** start of RECORDED INFORMATION **

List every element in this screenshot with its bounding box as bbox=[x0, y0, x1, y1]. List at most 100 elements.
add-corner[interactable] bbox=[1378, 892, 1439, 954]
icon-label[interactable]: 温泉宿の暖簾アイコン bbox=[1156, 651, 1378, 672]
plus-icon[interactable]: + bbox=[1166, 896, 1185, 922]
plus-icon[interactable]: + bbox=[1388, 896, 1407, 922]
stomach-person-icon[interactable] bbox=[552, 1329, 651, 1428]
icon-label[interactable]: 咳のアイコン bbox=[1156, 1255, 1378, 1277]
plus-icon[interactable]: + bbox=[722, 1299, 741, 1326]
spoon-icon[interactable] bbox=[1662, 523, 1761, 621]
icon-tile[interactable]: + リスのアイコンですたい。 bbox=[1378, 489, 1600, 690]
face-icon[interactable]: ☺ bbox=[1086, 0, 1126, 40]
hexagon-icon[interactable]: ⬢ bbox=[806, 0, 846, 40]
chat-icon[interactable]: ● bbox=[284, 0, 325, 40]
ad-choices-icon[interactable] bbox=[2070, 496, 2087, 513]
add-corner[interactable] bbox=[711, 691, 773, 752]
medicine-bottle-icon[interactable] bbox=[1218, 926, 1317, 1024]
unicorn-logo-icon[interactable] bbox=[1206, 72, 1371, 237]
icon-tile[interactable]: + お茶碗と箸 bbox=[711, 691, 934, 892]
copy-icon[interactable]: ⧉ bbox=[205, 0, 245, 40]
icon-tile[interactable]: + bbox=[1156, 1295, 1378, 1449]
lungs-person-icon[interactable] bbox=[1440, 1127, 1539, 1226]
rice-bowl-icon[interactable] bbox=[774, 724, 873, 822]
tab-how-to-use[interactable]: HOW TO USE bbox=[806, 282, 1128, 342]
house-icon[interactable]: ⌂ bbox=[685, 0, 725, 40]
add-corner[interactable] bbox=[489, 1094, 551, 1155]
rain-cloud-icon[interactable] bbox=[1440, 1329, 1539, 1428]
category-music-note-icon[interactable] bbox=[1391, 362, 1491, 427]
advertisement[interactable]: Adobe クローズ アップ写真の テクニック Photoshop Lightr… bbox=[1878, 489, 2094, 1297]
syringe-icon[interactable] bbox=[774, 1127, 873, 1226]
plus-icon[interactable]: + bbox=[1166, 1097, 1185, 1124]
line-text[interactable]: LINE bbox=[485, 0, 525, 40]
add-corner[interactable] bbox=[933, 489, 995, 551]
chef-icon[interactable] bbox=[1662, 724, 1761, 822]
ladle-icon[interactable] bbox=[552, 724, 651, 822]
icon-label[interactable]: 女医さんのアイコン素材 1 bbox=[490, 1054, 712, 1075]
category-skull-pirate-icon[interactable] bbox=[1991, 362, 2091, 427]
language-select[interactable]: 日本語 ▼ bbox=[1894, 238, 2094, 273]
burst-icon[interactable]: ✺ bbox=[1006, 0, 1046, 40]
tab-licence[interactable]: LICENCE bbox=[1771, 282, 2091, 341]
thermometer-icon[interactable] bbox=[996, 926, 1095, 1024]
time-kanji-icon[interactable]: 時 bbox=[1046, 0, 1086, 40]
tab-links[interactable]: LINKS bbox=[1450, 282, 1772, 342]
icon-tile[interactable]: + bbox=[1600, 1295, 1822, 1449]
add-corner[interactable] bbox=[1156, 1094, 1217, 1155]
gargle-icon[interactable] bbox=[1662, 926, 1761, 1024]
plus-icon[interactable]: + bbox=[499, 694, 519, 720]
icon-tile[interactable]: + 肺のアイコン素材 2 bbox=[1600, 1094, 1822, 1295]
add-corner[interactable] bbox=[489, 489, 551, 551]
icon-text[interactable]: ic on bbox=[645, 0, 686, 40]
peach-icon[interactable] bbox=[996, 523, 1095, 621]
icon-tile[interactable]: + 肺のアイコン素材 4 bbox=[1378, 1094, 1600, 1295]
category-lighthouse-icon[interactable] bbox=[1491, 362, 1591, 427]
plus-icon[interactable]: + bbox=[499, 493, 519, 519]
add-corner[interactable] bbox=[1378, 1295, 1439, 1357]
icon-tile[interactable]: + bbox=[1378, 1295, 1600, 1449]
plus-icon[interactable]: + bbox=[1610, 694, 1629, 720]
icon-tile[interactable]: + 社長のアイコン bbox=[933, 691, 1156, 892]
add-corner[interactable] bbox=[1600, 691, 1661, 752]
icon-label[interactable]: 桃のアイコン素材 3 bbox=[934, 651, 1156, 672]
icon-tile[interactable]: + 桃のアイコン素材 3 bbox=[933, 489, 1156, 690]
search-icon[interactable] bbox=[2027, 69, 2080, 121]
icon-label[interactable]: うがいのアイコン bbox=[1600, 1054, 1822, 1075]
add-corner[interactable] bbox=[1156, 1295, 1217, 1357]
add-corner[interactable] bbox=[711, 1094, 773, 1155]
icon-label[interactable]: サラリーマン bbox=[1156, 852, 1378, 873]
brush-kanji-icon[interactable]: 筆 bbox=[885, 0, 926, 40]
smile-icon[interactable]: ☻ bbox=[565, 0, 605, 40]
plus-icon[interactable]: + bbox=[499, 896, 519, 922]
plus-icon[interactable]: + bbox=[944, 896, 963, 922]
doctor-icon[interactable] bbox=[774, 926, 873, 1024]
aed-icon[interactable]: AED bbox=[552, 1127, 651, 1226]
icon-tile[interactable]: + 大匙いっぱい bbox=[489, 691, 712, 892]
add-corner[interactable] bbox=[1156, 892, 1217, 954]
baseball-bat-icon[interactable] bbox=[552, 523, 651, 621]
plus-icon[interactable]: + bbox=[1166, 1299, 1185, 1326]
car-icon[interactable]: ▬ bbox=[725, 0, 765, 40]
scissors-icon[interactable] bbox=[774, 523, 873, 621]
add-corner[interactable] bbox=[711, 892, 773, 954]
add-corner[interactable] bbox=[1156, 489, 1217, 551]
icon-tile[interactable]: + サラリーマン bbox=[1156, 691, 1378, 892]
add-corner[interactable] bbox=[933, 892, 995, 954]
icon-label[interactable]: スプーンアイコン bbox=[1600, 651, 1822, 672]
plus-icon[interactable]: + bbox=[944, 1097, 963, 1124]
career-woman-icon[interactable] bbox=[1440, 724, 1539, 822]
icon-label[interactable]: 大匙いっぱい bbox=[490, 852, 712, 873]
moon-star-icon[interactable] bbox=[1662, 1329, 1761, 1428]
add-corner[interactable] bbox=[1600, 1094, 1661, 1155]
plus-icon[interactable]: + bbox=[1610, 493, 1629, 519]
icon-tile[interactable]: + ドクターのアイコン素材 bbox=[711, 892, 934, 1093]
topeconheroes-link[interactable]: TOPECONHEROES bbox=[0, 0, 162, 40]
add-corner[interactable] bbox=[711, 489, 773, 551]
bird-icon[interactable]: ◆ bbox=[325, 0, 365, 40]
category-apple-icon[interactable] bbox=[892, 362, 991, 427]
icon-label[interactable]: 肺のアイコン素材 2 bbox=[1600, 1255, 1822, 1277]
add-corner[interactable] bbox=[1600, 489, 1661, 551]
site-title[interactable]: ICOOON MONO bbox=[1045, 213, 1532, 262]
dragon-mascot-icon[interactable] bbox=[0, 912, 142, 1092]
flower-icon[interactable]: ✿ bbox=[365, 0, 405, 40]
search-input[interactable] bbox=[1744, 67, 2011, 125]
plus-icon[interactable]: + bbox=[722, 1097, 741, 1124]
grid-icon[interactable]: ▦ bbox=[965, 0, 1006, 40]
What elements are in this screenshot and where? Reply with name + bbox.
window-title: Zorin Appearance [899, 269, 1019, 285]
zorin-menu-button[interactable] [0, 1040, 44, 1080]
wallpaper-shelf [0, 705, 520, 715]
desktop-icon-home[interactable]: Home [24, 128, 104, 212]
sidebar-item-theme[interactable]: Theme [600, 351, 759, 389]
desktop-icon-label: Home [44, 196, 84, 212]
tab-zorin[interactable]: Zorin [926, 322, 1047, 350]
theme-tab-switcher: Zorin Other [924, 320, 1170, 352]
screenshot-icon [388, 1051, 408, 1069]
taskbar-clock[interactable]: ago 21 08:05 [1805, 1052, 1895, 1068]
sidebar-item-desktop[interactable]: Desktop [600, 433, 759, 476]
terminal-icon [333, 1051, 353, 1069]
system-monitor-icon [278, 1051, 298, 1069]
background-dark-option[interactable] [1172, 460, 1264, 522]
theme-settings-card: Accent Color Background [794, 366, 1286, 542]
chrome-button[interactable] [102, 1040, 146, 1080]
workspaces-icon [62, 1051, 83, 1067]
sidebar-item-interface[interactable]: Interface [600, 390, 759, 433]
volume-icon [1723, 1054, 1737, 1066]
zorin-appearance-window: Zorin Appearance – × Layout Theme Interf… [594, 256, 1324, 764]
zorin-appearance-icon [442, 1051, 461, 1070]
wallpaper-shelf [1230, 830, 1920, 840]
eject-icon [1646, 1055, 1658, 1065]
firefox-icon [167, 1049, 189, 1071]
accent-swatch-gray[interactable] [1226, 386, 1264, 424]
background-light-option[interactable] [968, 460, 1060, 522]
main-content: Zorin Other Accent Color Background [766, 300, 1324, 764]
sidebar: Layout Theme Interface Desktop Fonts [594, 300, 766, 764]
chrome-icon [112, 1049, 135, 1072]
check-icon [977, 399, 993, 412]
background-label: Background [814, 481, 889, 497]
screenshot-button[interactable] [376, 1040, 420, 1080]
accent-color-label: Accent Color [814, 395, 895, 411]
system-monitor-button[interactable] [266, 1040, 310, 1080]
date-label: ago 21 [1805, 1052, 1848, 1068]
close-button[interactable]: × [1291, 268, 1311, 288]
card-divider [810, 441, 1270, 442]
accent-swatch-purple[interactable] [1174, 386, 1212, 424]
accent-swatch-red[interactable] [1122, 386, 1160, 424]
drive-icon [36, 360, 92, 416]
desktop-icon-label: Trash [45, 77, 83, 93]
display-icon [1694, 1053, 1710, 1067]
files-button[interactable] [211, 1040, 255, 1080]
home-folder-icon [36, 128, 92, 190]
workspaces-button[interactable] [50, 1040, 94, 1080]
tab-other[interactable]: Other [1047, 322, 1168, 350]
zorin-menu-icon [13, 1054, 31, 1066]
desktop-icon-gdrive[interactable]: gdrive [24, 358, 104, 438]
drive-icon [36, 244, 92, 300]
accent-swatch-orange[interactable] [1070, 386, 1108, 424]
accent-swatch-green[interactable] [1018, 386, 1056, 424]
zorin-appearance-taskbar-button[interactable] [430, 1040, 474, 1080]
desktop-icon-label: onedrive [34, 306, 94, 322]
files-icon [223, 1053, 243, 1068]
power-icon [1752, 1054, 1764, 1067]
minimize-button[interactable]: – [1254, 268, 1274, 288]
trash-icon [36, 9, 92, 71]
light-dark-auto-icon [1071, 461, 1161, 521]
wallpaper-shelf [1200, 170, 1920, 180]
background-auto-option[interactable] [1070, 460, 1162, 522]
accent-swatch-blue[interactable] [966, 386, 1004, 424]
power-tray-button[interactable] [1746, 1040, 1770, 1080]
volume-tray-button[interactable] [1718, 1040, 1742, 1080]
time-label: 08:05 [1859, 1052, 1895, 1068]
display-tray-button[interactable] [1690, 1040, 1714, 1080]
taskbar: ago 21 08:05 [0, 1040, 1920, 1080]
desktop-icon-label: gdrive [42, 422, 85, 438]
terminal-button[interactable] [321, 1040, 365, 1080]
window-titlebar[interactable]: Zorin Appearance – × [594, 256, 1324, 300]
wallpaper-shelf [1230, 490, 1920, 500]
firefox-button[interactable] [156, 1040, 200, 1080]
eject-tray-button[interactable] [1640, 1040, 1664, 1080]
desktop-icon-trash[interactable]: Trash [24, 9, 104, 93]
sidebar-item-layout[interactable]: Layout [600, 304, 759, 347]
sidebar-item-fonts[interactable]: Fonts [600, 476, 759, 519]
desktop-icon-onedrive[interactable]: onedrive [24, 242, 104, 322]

** end of RECORDED INFORMATION **

PROMPT:
Copy out the lines of the data above word for word, beginning with the first line and ending with the line that contains "add-corner[interactable] bbox=[489, 1094, 551, 1155]".

SOLUTION FOR THIS TASK:
List every element in this screenshot with its bounding box as bbox=[x0, y0, x1, y1]. List at most 100 elements.
add-corner[interactable] bbox=[1378, 892, 1439, 954]
icon-label[interactable]: 温泉宿の暖簾アイコン bbox=[1156, 651, 1378, 672]
plus-icon[interactable]: + bbox=[1166, 896, 1185, 922]
plus-icon[interactable]: + bbox=[1388, 896, 1407, 922]
stomach-person-icon[interactable] bbox=[552, 1329, 651, 1428]
icon-label[interactable]: 咳のアイコン bbox=[1156, 1255, 1378, 1277]
plus-icon[interactable]: + bbox=[722, 1299, 741, 1326]
spoon-icon[interactable] bbox=[1662, 523, 1761, 621]
icon-tile[interactable]: + リスのアイコンですたい。 bbox=[1378, 489, 1600, 690]
face-icon[interactable]: ☺ bbox=[1086, 0, 1126, 40]
hexagon-icon[interactable]: ⬢ bbox=[806, 0, 846, 40]
chat-icon[interactable]: ● bbox=[284, 0, 325, 40]
ad-choices-icon[interactable] bbox=[2070, 496, 2087, 513]
add-corner[interactable] bbox=[711, 691, 773, 752]
medicine-bottle-icon[interactable] bbox=[1218, 926, 1317, 1024]
unicorn-logo-icon[interactable] bbox=[1206, 72, 1371, 237]
icon-tile[interactable]: + お茶碗と箸 bbox=[711, 691, 934, 892]
copy-icon[interactable]: ⧉ bbox=[205, 0, 245, 40]
icon-tile[interactable]: + bbox=[1156, 1295, 1378, 1449]
lungs-person-icon[interactable] bbox=[1440, 1127, 1539, 1226]
rice-bowl-icon[interactable] bbox=[774, 724, 873, 822]
tab-how-to-use[interactable]: HOW TO USE bbox=[806, 282, 1128, 342]
house-icon[interactable]: ⌂ bbox=[685, 0, 725, 40]
add-corner[interactable] bbox=[489, 1094, 551, 1155]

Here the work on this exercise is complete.